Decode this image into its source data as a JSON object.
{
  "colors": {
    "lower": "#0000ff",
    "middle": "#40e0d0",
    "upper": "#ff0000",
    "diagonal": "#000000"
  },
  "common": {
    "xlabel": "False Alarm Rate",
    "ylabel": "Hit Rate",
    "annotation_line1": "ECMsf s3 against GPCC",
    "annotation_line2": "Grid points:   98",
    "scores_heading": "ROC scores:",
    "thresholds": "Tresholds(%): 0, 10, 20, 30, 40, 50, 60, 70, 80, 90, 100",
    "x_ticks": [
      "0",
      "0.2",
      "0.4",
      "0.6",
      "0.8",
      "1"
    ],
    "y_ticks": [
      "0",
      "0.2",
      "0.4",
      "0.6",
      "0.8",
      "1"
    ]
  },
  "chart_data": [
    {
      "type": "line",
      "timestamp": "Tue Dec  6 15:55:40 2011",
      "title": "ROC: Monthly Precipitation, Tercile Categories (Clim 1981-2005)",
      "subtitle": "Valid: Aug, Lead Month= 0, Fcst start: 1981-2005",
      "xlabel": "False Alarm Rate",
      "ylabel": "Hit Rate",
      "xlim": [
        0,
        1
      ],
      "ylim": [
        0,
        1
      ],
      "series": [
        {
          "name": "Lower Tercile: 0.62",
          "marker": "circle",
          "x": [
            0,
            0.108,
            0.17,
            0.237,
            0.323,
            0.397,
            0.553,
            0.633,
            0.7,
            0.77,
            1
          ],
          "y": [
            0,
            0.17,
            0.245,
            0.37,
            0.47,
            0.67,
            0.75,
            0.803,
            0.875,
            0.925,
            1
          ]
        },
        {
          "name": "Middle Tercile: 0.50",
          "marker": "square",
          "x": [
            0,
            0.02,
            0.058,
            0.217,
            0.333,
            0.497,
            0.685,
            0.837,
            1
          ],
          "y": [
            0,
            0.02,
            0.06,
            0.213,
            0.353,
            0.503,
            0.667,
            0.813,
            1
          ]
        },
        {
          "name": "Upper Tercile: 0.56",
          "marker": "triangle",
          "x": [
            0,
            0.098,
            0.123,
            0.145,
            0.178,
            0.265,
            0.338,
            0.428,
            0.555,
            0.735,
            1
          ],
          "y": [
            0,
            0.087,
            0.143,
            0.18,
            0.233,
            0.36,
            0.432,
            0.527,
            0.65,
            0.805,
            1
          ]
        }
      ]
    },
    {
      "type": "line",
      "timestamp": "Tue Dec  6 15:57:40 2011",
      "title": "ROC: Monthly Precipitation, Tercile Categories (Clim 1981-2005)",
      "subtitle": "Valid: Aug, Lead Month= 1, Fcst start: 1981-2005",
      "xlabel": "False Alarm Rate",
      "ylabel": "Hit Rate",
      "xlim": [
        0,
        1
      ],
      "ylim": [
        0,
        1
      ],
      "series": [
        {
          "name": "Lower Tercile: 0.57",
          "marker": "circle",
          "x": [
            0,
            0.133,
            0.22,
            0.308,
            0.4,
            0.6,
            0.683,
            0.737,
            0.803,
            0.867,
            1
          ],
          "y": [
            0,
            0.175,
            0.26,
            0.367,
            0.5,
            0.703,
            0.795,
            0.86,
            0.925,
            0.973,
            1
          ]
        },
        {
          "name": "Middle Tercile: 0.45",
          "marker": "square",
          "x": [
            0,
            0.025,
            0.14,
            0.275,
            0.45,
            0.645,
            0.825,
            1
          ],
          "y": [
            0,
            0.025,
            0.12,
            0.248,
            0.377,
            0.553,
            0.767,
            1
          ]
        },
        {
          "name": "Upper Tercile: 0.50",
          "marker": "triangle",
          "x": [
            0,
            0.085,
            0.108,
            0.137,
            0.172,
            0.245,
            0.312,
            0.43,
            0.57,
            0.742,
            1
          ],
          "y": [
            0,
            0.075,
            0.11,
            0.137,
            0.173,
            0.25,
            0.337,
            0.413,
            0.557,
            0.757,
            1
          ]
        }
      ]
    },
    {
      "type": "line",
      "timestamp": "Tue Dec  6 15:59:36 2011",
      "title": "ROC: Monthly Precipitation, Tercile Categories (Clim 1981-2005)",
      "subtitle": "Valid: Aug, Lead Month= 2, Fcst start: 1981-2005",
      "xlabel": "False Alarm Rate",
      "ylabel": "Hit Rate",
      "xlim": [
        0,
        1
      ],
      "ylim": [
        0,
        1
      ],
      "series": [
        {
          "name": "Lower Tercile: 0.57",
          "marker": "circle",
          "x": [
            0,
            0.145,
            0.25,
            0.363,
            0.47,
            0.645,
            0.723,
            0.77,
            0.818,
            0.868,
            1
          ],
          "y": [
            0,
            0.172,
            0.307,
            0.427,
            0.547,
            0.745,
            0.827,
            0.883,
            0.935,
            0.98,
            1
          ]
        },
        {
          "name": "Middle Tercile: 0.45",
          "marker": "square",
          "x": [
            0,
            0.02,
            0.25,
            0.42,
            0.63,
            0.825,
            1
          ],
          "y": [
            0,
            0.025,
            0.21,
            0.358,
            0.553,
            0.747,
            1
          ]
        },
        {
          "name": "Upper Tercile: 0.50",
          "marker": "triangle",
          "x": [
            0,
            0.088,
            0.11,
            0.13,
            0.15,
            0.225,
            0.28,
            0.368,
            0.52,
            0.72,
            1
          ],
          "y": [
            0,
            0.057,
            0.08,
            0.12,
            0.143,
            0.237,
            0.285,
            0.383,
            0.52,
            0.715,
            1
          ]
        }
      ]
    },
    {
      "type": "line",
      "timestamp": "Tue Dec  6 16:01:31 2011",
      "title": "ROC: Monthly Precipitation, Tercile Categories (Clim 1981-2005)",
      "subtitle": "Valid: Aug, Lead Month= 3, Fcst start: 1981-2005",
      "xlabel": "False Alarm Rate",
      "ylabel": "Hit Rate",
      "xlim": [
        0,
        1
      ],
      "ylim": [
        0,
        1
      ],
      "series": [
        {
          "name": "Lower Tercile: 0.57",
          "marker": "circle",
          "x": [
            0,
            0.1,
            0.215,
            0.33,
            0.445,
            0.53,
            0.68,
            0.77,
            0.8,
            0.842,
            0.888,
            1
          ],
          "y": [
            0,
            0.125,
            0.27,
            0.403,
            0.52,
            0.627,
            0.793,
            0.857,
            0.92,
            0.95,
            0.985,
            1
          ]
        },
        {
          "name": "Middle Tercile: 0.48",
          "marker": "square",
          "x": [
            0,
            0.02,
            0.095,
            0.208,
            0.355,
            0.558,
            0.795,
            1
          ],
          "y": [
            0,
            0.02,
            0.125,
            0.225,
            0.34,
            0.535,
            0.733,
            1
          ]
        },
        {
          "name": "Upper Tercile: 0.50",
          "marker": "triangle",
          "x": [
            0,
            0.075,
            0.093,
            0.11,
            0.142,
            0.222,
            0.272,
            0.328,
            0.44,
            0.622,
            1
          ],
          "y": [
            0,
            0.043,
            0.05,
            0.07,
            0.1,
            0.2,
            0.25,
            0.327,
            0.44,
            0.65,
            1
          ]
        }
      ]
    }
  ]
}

▸ EXERCISE OBJECTIVE: Locate all lines in the listing above with the word "timestamp" and copy them.

▸ SOLUTION TO THE PROBLEM:
      "timestamp": "Tue Dec  6 15:55:40 2011",
      "timestamp": "Tue Dec  6 15:57:40 2011",
      "timestamp": "Tue Dec  6 15:59:36 2011",
      "timestamp": "Tue Dec  6 16:01:31 2011",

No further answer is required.